• _Request_
Pick out every line with the word "change" and copy it.

• _Extracted information_
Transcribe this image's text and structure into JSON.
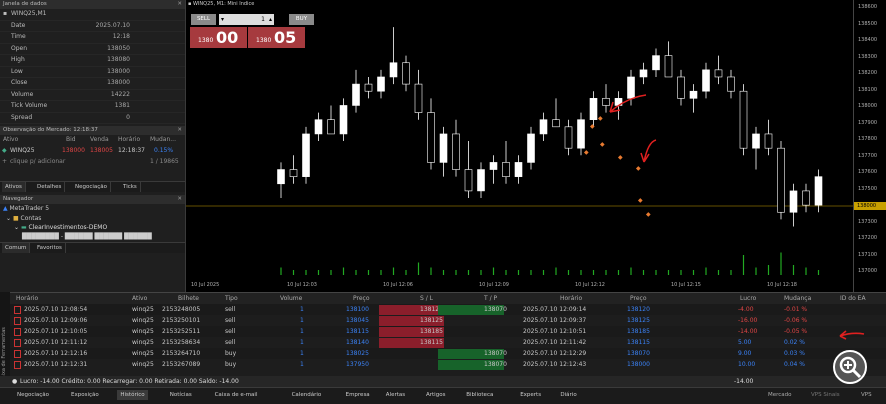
{
  "data_window": {
    "title": "Janela de dados",
    "symbol": "WINQ25,M1",
    "rows": [
      {
        "label": "Date",
        "value": "2025.07.10"
      },
      {
        "label": "Time",
        "value": "12:18"
      },
      {
        "label": "Open",
        "value": "138050"
      },
      {
        "label": "High",
        "value": "138080"
      },
      {
        "label": "Low",
        "value": "138000"
      },
      {
        "label": "Close",
        "value": "138000"
      },
      {
        "label": "Volume",
        "value": "14222"
      },
      {
        "label": "Tick Volume",
        "value": "1381"
      },
      {
        "label": "Spread",
        "value": "0"
      }
    ]
  },
  "market_watch": {
    "title": "Observação do Mercado: 12:18:37",
    "headers": [
      "Ativo",
      "Bid",
      "Venda",
      "Horário",
      "Mudan..."
    ],
    "rows": [
      {
        "symbol": "WINQ25",
        "bid": "138000",
        "ask": "138005",
        "time": "12:18:37",
        "change": "0.15%"
      },
      {
        "symbol": "clique p/ adicionar",
        "bid": "",
        "ask": "",
        "time": "",
        "change": "1 / 19865"
      }
    ],
    "tabs": [
      "Ativos",
      "Detalhes",
      "Negociação",
      "Ticks"
    ]
  },
  "navigator": {
    "title": "Navegador",
    "items": [
      "MetaTrader 5",
      "Contas",
      "ClearInvestimentos-DEMO",
      "████████ - ██████ ██████ ██████"
    ],
    "tabs": [
      "Comum",
      "Favoritos"
    ]
  },
  "chart": {
    "title": "WINQ25, M1: Mini Indice",
    "sell_label": "SELL",
    "buy_label": "BUY",
    "lot": "1",
    "sell_price_small": "1380",
    "sell_price_big": "00",
    "buy_price_small": "1380",
    "buy_price_big": "05",
    "current_price_label": "138000",
    "price_ticks": [
      "138600",
      "138500",
      "138400",
      "138300",
      "138200",
      "138100",
      "138000",
      "137900",
      "137800",
      "137700",
      "137600",
      "137500",
      "137400",
      "137300",
      "137200",
      "137100",
      "137000"
    ],
    "time_ticks": [
      "10 Jul 2025",
      "10 Jul 12:03",
      "10 Jul 12:06",
      "10 Jul 12:09",
      "10 Jul 12:12",
      "10 Jul 12:15",
      "10 Jul 12:18"
    ],
    "colors": {
      "bull": "#ffffff",
      "bear": "#ffffff",
      "volume": "#22aa22",
      "priceline": "#c8a000",
      "annotation": "#e02020"
    }
  },
  "chart_data": {
    "type": "candlestick",
    "candles": [
      [
        137500,
        137650,
        137400,
        137600
      ],
      [
        137600,
        137700,
        137500,
        137550
      ],
      [
        137550,
        137900,
        137500,
        137850
      ],
      [
        137850,
        138000,
        137800,
        137950
      ],
      [
        137950,
        138050,
        137900,
        137850
      ],
      [
        137850,
        138100,
        137800,
        138050
      ],
      [
        138050,
        138300,
        138000,
        138200
      ],
      [
        138200,
        138250,
        138100,
        138150
      ],
      [
        138150,
        138300,
        138100,
        138250
      ],
      [
        138250,
        138600,
        138200,
        138350
      ],
      [
        138350,
        138400,
        138150,
        138200
      ],
      [
        138200,
        138300,
        137950,
        138000
      ],
      [
        138000,
        138100,
        137600,
        137650
      ],
      [
        137650,
        137900,
        137550,
        137850
      ],
      [
        137850,
        137950,
        137550,
        137600
      ],
      [
        137600,
        137800,
        137400,
        137450
      ],
      [
        137450,
        137650,
        137400,
        137600
      ],
      [
        137600,
        137700,
        137500,
        137650
      ],
      [
        137650,
        137800,
        137500,
        137550
      ],
      [
        137550,
        137700,
        137500,
        137650
      ],
      [
        137650,
        137900,
        137600,
        137850
      ],
      [
        137850,
        138000,
        137800,
        137950
      ],
      [
        137950,
        138100,
        137900,
        137900
      ],
      [
        137900,
        137950,
        137700,
        137750
      ],
      [
        137750,
        138000,
        137700,
        137950
      ],
      [
        137950,
        138150,
        137900,
        138100
      ],
      [
        138100,
        138200,
        138000,
        138050
      ],
      [
        138050,
        138150,
        137950,
        138100
      ],
      [
        138100,
        138300,
        138050,
        138250
      ],
      [
        138250,
        138350,
        138200,
        138300
      ],
      [
        138300,
        138450,
        138250,
        138400
      ],
      [
        138400,
        138500,
        138300,
        138250
      ],
      [
        138250,
        138300,
        138050,
        138100
      ],
      [
        138100,
        138200,
        138000,
        138150
      ],
      [
        138150,
        138350,
        138100,
        138300
      ],
      [
        138300,
        138400,
        138200,
        138250
      ],
      [
        138250,
        138300,
        138100,
        138150
      ],
      [
        138150,
        138200,
        137700,
        137750
      ],
      [
        137750,
        137900,
        137600,
        137850
      ],
      [
        137850,
        137950,
        137700,
        137750
      ],
      [
        137750,
        137800,
        137250,
        137300
      ],
      [
        137300,
        137500,
        137200,
        137450
      ],
      [
        137450,
        137500,
        137300,
        137350
      ],
      [
        137350,
        137600,
        137300,
        137550
      ]
    ],
    "volume": [
      3,
      2,
      2,
      2,
      2,
      3,
      2,
      2,
      2,
      3,
      2,
      5,
      3,
      2,
      2,
      2,
      2,
      3,
      2,
      2,
      2,
      2,
      3,
      2,
      2,
      2,
      2,
      2,
      3,
      2,
      2,
      2,
      2,
      2,
      3,
      2,
      2,
      8,
      3,
      4,
      9,
      4,
      3,
      2
    ],
    "ylim": [
      137000,
      138650
    ]
  },
  "trades_table": {
    "headers": [
      "Horário",
      "Ativo",
      "Bilhete",
      "Tipo",
      "Volume",
      "Preço",
      "S / L",
      "T / P",
      "Horário",
      "Preço",
      "Lucro",
      "Mudança",
      "ID do EA"
    ],
    "rows": [
      {
        "time": "2025.07.10 12:08:54",
        "symbol": "winq25",
        "ticket": "2153248005",
        "type": "sell",
        "volume": "1",
        "price": "138100",
        "sl": "138120",
        "tp": "138070",
        "time2": "2025.07.10 12:09:14",
        "price2": "138120",
        "profit": "-4.00",
        "change": "-0.01 %",
        "id": ""
      },
      {
        "time": "2025.07.10 12:09:06",
        "symbol": "winq25",
        "ticket": "2153250101",
        "type": "sell",
        "volume": "1",
        "price": "138045",
        "sl": "138125",
        "tp": "",
        "time2": "2025.07.10 12:09:37",
        "price2": "138125",
        "profit": "-16.00",
        "change": "-0.06 %",
        "id": ""
      },
      {
        "time": "2025.07.10 12:10:05",
        "symbol": "winq25",
        "ticket": "2153252511",
        "type": "sell",
        "volume": "1",
        "price": "138115",
        "sl": "138185",
        "tp": "",
        "time2": "2025.07.10 12:10:51",
        "price2": "138185",
        "profit": "-14.00",
        "change": "-0.05 %",
        "id": ""
      },
      {
        "time": "2025.07.10 12:11:12",
        "symbol": "winq25",
        "ticket": "2153258634",
        "type": "sell",
        "volume": "1",
        "price": "138140",
        "sl": "138115",
        "tp": "",
        "time2": "2025.07.10 12:11:42",
        "price2": "138115",
        "profit": "5.00",
        "change": "0.02 %",
        "id": ""
      },
      {
        "time": "2025.07.10 12:12:16",
        "symbol": "winq25",
        "ticket": "2153264710",
        "type": "buy",
        "volume": "1",
        "price": "138025",
        "sl": "",
        "tp": "138070",
        "time2": "2025.07.10 12:12:29",
        "price2": "138070",
        "profit": "9.00",
        "change": "0.03 %",
        "id": ""
      },
      {
        "time": "2025.07.10 12:12:31",
        "symbol": "winq25",
        "ticket": "2153267089",
        "type": "buy",
        "volume": "1",
        "price": "137950",
        "sl": "",
        "tp": "138070",
        "time2": "2025.07.10 12:12:43",
        "price2": "138000",
        "profit": "10.00",
        "change": "0.04 %",
        "id": ""
      }
    ],
    "summary": "Lucro: -14.00  Crédito: 0.00  Recarregar: 0.00  Retirada: 0.00  Saldo: -14.00",
    "summary_total": "-14.00",
    "side_label": "Caixa de Ferramentas"
  },
  "bottom_tabs": [
    "Negociação",
    "Exposição",
    "Histórico",
    "Notícias",
    "Caixa de e-mail",
    "Calendário",
    "Empresa",
    "Alertas",
    "Artigos",
    "Biblioteca",
    "Experts",
    "Diário"
  ],
  "active_bottom_tab": "Histórico",
  "status_right": [
    "Mercado",
    "VPS Sinais",
    "VPS"
  ]
}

• _Task output_
        "change": "0.15%"
        "change": "1 / 19865"
        "change": "-0.01 %",
        "change": "-0.06 %",
        "change": "-0.05 %",
        "change": "0.02 %",
        "change": "0.03 %",
        "change": "0.04 %",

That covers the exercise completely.